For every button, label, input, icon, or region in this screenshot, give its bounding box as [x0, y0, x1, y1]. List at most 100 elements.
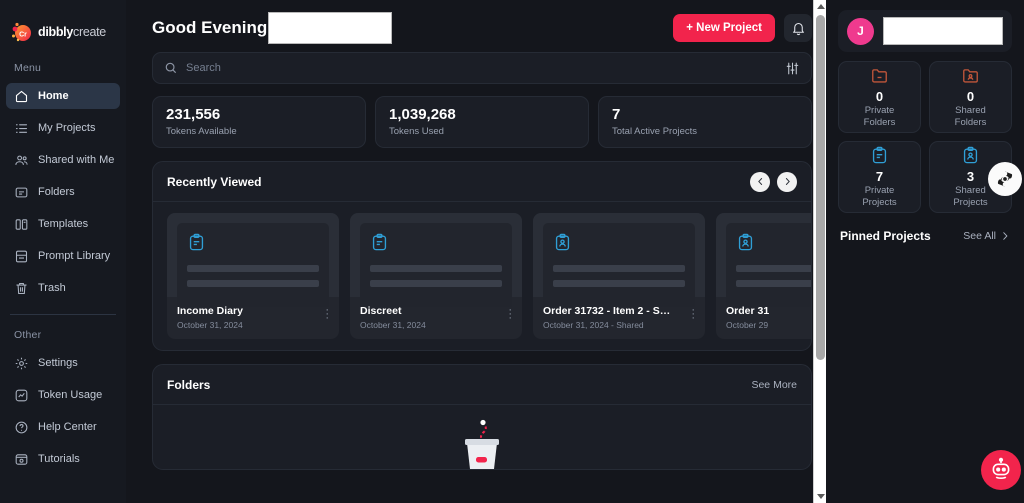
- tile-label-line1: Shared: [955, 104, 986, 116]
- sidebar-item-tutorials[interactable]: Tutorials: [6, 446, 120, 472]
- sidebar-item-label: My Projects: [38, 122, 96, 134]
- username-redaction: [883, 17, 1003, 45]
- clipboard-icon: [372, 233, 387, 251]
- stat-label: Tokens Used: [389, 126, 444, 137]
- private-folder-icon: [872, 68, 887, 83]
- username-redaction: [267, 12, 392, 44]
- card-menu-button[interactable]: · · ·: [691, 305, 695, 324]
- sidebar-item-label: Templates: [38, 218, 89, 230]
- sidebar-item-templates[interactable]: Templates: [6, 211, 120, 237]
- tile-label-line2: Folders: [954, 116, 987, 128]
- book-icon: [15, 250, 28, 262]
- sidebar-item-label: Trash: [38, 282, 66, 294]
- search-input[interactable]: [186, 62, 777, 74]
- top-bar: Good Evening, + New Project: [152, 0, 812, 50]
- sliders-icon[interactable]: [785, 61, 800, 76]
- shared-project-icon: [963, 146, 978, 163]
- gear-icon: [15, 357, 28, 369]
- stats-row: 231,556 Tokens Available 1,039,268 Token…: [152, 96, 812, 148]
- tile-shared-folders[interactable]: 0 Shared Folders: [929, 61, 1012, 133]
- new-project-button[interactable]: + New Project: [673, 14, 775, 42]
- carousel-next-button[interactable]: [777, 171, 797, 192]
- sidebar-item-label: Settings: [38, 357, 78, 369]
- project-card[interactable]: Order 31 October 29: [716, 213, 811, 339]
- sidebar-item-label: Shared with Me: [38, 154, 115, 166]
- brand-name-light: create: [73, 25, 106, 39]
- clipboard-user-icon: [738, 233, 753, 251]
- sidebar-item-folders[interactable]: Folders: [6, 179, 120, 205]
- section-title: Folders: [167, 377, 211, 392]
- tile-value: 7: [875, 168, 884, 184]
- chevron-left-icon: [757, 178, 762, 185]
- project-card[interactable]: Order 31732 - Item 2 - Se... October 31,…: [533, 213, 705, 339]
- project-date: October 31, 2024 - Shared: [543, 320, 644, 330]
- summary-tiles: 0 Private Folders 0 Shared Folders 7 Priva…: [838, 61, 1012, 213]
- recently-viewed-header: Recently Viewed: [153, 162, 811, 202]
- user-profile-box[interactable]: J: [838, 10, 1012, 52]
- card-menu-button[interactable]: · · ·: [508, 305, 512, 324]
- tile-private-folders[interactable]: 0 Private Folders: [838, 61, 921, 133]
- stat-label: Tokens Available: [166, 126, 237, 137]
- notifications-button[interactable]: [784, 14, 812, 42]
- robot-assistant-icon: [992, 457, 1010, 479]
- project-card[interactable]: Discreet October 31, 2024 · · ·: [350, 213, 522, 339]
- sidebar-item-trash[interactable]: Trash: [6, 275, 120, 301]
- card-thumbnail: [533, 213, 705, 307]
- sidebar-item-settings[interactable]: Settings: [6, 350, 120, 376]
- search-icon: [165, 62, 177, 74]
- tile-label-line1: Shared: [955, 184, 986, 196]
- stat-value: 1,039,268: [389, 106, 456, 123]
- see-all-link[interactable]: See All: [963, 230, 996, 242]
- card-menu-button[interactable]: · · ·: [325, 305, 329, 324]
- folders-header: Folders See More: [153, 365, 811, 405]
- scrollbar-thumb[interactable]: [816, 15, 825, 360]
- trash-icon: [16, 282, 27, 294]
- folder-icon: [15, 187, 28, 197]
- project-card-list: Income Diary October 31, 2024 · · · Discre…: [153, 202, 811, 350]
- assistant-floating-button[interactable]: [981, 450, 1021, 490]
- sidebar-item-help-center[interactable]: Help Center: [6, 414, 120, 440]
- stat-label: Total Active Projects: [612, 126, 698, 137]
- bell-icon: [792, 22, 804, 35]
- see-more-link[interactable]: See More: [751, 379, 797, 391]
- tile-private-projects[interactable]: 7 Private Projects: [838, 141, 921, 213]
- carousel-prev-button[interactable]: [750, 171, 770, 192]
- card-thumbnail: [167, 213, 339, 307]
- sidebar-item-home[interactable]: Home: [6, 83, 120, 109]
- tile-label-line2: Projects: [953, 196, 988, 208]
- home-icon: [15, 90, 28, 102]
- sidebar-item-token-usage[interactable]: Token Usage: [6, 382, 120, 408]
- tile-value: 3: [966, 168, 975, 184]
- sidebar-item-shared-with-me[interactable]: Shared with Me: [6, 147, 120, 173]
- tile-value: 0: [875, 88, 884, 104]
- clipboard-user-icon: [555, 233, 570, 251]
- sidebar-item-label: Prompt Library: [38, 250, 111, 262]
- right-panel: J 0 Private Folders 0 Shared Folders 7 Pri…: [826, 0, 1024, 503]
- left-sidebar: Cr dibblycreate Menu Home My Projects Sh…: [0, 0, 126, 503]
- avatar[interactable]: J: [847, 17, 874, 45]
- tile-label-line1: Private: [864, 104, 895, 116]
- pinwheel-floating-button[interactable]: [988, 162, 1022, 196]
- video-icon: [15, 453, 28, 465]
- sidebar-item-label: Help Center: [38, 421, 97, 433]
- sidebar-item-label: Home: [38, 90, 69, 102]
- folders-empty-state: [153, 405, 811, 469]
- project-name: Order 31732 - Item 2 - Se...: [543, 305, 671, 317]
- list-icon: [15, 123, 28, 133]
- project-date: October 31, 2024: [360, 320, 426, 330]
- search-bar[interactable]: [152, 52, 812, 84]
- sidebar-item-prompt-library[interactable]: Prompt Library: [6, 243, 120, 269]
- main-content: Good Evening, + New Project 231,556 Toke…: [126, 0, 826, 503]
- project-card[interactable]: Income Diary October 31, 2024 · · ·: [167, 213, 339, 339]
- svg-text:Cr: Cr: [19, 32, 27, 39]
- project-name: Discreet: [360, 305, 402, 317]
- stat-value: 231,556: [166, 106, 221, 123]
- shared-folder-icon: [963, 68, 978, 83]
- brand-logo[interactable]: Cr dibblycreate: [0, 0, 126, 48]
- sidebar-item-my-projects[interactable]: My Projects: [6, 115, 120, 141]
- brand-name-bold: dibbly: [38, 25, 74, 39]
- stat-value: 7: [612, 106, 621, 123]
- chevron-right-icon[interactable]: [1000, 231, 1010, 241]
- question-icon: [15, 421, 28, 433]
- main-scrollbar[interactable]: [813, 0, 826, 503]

#####

Task details ▸ Echo the part of the records that opens with the line containing "- tile-label-line1: Shared: [955, 104, 986, 116]" and closes with the line containing "211, 120, 237]", including both of those lines.

The reply ▸
- tile-label-line1: Shared: [955, 104, 986, 116]
- sidebar-item-tutorials[interactable]: Tutorials: [6, 446, 120, 472]
- sidebar-item-label: My Projects: [38, 122, 96, 134]
- username-redaction: [883, 17, 1003, 45]
- clipboard-icon: [372, 233, 387, 251]
- stat-label: Tokens Used: [389, 126, 444, 137]
- private-folder-icon: [872, 68, 887, 83]
- username-redaction: [267, 12, 392, 44]
- card-menu-button[interactable]: · · ·: [691, 305, 695, 324]
- sidebar-item-label: Templates: [38, 218, 89, 230]
- sidebar-item-templates[interactable]: Templates: [6, 211, 120, 237]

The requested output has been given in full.